To be done
Copy every line with the string "marker" in it.

******

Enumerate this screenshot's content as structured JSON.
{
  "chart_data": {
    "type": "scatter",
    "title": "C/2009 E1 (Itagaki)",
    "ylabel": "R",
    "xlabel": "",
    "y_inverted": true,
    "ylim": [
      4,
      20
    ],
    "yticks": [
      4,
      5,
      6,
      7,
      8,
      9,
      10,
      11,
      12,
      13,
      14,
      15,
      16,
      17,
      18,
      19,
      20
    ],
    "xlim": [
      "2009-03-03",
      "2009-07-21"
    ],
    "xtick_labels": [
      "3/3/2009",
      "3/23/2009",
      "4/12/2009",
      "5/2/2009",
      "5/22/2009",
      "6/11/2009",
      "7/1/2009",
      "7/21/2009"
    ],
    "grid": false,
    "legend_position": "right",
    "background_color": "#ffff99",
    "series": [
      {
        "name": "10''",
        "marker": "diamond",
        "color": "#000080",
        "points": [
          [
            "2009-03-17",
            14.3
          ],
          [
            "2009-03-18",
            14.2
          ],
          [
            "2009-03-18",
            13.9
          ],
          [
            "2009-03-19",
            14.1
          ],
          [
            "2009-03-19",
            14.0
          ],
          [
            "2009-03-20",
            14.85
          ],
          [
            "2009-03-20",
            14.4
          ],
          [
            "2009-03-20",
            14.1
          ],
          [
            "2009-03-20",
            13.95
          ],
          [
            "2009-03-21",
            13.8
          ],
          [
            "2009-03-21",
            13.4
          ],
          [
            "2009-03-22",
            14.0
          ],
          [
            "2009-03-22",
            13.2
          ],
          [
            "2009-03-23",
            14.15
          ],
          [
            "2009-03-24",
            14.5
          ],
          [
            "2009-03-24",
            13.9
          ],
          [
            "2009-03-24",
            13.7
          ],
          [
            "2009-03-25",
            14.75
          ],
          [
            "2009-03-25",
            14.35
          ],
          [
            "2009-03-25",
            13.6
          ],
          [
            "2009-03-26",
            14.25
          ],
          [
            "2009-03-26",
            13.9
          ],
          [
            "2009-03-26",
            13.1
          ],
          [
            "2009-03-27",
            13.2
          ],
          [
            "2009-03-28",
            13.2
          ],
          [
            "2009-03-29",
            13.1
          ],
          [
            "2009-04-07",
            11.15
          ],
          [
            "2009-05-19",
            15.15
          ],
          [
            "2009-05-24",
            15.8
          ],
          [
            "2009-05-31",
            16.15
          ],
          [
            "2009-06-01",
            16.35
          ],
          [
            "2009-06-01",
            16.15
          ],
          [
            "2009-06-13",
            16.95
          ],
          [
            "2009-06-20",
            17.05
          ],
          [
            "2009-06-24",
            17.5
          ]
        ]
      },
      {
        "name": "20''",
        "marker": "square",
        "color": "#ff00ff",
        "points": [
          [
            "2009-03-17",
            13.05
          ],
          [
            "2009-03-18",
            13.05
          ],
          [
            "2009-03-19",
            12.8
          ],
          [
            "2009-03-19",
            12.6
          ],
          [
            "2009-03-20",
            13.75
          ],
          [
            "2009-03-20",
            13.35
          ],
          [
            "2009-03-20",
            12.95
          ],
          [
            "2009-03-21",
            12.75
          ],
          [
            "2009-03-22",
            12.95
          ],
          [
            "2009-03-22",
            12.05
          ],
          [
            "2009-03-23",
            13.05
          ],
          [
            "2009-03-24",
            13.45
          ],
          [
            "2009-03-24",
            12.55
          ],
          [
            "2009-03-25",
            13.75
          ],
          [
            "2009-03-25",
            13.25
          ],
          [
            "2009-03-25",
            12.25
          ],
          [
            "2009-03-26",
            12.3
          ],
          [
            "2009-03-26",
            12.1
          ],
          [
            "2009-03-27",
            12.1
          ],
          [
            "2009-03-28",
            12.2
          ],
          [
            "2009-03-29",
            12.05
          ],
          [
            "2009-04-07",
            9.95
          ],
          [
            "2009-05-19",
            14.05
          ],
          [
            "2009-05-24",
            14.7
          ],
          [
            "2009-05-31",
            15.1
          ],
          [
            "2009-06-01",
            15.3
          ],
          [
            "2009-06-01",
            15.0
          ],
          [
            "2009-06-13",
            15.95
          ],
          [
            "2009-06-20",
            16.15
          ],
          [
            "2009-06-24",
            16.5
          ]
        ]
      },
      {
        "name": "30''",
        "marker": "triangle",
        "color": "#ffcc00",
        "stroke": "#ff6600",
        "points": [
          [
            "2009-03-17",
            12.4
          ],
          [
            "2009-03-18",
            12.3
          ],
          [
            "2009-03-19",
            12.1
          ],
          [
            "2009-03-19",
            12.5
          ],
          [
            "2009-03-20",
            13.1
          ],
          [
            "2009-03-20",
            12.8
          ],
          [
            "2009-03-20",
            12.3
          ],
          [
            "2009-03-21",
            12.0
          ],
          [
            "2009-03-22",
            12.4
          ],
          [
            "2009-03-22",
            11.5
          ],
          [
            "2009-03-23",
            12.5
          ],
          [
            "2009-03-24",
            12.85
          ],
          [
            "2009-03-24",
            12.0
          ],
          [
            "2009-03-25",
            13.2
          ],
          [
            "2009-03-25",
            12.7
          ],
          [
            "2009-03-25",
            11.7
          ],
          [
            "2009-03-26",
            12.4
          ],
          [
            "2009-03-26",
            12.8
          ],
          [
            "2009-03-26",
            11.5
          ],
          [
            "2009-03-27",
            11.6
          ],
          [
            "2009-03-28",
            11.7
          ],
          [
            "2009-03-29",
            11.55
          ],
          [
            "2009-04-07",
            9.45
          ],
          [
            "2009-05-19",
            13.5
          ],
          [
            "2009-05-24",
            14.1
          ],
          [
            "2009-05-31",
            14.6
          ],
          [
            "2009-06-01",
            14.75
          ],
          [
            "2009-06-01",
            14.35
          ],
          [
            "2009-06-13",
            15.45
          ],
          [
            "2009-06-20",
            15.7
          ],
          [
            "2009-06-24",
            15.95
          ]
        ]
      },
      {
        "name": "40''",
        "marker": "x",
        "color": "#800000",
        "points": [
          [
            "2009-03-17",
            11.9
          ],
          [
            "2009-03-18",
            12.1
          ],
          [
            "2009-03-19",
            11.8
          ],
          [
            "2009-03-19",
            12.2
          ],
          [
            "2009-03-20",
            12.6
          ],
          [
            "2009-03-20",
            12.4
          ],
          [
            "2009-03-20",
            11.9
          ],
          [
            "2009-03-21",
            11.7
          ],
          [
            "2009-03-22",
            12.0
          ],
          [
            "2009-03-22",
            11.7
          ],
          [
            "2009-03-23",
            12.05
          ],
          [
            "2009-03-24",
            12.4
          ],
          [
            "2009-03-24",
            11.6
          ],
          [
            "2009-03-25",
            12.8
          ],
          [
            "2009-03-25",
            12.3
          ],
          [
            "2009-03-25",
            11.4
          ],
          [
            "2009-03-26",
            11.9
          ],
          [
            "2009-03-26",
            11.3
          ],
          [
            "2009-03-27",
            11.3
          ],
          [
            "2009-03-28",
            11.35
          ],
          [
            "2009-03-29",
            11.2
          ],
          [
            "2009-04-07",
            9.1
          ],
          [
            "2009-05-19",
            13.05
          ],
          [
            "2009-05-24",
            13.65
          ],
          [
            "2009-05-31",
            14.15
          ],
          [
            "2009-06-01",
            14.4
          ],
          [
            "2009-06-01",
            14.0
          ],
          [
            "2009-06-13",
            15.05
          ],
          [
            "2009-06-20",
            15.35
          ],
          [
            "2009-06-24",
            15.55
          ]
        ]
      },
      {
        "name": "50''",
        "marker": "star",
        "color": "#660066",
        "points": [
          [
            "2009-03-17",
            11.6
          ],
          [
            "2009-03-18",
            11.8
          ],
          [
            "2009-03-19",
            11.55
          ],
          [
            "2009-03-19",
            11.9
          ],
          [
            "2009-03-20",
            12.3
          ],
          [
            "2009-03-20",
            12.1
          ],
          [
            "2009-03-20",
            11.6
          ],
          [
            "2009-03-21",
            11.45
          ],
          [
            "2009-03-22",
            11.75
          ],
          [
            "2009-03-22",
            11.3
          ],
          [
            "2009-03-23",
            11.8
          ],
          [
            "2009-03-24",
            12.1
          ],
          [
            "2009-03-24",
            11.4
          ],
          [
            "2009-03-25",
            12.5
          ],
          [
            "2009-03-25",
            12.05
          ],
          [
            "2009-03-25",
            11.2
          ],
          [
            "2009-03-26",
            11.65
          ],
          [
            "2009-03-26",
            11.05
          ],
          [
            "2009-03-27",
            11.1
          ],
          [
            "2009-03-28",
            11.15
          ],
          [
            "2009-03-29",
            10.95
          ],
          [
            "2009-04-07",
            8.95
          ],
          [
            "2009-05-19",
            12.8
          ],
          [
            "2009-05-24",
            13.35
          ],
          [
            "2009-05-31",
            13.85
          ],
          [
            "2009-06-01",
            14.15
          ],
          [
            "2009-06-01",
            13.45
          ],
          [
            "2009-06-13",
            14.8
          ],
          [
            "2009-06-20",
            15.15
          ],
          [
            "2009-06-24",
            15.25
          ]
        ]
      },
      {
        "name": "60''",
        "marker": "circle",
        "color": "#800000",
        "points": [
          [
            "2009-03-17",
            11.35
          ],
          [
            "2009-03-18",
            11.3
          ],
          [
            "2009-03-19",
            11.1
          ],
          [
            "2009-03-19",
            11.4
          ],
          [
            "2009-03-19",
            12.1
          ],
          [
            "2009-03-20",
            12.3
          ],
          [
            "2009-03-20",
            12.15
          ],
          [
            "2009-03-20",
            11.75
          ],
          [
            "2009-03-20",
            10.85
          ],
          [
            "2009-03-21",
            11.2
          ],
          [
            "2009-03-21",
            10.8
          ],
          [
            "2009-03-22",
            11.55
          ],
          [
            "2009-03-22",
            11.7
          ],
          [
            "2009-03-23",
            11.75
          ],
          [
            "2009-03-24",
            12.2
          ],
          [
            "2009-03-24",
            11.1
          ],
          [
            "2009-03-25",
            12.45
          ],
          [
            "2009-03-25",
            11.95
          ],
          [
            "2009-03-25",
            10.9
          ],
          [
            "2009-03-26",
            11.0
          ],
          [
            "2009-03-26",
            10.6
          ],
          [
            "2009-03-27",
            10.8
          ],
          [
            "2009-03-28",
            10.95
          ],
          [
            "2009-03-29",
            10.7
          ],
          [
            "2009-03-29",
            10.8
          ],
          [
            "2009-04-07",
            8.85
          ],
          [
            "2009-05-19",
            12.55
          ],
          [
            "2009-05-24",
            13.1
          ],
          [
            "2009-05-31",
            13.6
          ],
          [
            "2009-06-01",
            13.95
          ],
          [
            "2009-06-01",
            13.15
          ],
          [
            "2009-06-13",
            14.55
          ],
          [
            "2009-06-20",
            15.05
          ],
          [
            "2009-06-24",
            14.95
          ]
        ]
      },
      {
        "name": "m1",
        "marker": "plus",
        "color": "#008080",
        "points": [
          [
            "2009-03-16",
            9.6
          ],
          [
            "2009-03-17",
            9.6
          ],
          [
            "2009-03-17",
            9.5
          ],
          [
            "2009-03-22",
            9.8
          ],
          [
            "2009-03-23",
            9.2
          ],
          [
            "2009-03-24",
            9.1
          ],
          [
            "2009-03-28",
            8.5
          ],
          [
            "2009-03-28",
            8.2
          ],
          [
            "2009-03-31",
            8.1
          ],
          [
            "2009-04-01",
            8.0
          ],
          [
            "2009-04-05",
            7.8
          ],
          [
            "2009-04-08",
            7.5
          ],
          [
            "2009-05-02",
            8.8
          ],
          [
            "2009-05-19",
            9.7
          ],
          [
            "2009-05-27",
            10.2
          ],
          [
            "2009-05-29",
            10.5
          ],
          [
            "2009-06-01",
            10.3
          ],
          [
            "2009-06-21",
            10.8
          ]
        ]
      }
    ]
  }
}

******

Solution for this exercise
        "marker": "diamond",
        "marker": "square",
        "marker": "triangle",
        "marker": "x",
        "marker": "star",
        "marker": "circle",
        "marker": "plus",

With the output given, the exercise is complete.